Go through the data below and gather each line containing "contributing".

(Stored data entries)
[Start]

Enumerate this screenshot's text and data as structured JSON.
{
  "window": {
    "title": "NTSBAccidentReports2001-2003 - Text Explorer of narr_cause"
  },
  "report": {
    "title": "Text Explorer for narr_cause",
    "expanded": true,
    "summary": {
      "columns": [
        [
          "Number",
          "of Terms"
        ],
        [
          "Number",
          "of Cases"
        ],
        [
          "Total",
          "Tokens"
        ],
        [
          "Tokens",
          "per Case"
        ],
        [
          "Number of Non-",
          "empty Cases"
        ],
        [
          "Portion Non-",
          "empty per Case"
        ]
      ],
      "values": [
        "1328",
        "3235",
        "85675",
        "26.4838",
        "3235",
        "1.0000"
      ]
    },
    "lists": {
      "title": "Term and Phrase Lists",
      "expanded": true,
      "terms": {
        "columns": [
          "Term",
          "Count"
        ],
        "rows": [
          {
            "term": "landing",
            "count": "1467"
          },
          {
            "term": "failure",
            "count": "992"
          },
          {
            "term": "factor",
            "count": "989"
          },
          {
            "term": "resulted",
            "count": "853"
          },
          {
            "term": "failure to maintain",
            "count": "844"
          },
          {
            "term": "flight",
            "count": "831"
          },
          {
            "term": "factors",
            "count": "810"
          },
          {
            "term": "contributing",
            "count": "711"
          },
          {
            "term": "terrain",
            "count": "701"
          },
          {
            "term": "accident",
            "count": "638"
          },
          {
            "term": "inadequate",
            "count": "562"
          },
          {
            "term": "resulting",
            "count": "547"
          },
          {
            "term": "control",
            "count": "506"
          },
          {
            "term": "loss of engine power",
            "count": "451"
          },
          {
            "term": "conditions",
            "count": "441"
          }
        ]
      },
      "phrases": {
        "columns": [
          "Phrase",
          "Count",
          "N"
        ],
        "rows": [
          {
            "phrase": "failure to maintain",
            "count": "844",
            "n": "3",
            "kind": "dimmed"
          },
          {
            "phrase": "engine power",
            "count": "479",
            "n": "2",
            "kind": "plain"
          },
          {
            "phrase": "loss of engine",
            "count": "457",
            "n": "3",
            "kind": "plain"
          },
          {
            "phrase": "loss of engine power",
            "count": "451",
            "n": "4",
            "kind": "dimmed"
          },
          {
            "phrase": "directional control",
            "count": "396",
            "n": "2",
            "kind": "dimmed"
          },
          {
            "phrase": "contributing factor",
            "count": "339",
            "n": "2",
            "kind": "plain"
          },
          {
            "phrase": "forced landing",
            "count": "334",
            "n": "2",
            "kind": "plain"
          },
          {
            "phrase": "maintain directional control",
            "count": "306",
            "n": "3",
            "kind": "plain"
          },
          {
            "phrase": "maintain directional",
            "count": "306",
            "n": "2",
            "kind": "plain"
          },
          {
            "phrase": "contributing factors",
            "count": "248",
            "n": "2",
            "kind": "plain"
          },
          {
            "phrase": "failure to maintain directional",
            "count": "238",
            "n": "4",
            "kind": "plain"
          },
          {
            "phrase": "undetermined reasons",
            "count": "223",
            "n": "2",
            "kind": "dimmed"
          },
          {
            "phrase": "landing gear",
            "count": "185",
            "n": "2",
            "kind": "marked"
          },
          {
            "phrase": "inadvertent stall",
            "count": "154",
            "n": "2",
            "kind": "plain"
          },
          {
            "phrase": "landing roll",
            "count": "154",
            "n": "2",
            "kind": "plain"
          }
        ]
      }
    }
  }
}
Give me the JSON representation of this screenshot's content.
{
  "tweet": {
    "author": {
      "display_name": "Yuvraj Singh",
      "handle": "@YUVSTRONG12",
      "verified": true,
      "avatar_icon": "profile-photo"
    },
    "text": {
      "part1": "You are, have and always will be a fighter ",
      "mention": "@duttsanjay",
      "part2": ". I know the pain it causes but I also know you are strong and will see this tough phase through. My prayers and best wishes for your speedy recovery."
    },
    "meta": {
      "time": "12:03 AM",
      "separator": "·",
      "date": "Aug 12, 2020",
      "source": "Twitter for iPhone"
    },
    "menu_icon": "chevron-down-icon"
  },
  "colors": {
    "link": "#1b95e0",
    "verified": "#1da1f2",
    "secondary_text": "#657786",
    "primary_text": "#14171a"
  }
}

[End]
[Start]

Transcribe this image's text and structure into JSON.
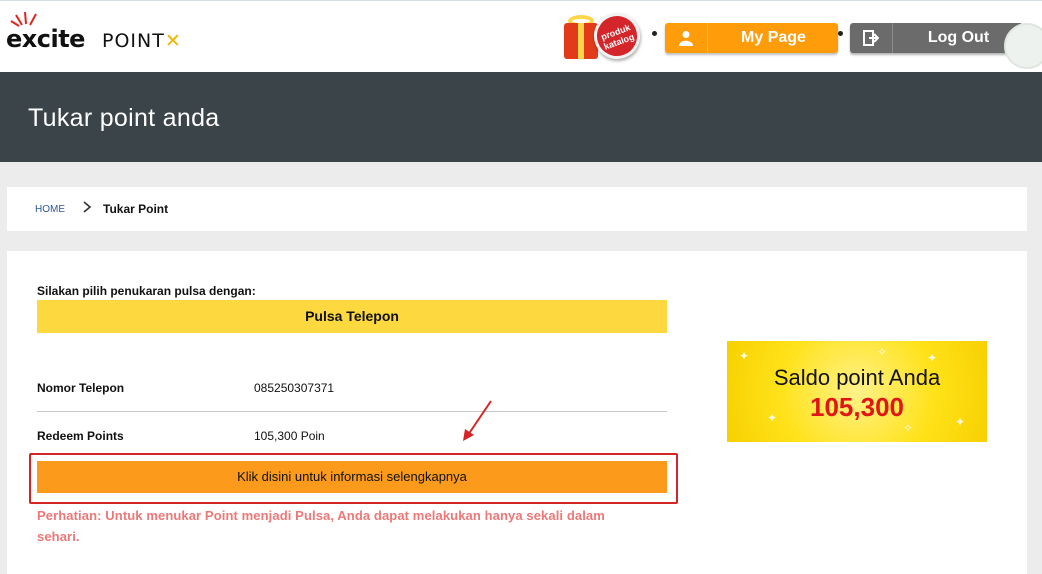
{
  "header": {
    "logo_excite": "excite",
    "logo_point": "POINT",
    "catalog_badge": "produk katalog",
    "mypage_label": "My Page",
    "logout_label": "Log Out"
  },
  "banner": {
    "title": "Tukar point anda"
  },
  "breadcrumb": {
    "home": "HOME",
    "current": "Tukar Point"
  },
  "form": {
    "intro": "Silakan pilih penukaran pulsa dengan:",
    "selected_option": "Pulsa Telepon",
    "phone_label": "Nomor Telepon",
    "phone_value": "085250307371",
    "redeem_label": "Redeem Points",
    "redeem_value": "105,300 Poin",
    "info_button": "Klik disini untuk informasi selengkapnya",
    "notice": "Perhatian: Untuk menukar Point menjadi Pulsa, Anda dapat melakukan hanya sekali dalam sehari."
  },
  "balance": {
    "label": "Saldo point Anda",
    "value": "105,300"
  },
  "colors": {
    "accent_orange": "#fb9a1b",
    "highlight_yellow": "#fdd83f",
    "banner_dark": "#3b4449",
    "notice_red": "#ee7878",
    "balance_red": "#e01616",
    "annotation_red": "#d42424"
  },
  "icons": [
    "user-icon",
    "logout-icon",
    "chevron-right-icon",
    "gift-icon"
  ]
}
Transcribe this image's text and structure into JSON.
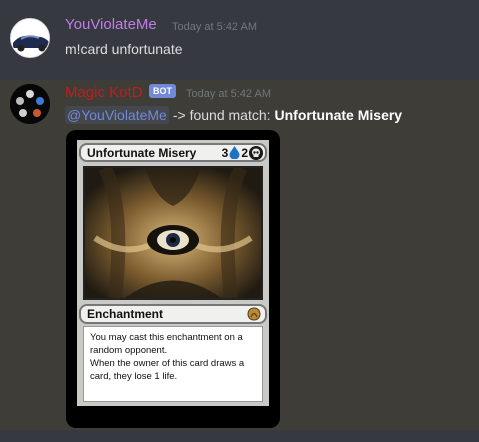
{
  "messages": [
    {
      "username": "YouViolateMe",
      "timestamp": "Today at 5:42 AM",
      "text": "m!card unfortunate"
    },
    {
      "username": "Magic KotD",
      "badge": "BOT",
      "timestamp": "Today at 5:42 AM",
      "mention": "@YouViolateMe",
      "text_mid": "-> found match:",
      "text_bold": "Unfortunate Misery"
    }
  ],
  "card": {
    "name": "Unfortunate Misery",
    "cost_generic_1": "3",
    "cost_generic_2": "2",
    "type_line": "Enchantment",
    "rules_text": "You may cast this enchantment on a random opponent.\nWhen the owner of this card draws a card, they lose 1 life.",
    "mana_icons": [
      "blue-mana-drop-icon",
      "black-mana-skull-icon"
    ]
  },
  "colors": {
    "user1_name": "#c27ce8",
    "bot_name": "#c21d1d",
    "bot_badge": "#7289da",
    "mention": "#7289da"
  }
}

[End]
[Start]

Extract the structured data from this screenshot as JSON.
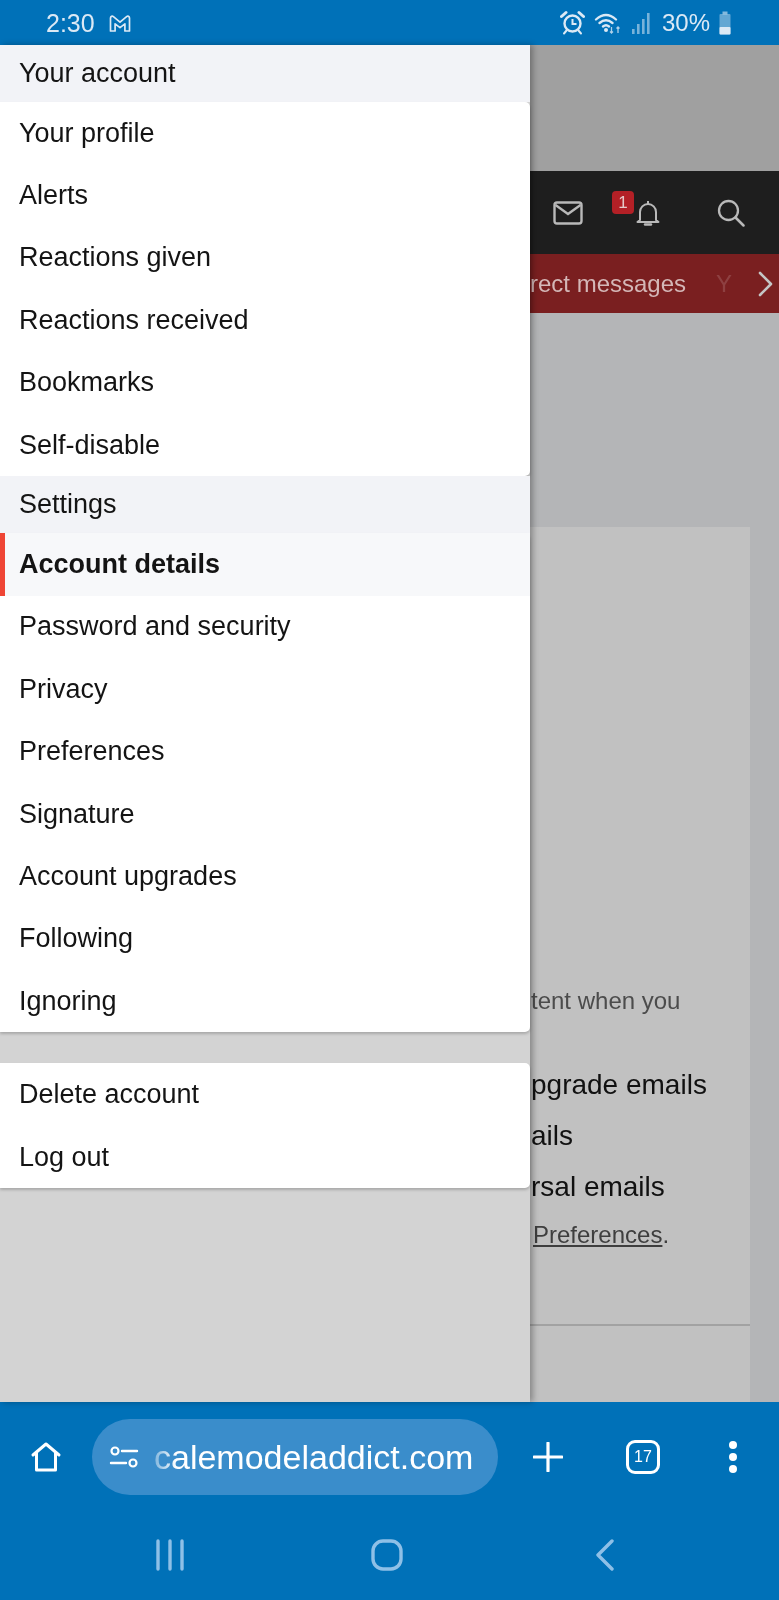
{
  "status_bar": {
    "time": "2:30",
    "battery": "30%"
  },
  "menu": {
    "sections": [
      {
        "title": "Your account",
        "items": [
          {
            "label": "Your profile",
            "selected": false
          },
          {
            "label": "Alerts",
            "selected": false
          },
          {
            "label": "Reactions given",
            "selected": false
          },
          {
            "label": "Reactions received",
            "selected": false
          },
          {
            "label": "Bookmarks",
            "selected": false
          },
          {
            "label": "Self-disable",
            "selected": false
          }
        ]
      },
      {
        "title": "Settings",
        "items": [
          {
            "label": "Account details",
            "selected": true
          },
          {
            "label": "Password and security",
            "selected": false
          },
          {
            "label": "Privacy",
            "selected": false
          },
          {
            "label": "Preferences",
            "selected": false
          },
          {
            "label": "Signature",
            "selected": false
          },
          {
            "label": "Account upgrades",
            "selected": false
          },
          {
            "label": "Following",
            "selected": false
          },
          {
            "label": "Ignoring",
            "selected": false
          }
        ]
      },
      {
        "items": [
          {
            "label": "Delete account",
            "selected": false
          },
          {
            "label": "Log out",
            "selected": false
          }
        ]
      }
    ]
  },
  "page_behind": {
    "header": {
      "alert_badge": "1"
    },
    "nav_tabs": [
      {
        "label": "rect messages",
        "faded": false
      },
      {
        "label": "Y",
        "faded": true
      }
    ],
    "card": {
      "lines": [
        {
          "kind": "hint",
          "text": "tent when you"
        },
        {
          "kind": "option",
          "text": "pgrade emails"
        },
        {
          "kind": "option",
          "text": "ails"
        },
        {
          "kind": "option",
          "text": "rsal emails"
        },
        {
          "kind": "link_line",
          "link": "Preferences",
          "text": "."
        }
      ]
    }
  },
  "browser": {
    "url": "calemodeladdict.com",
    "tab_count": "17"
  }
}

[End]

▶ **Response**
            "term": "contributing",
            "phrase": "contributing factor",
            "phrase": "contributing factors",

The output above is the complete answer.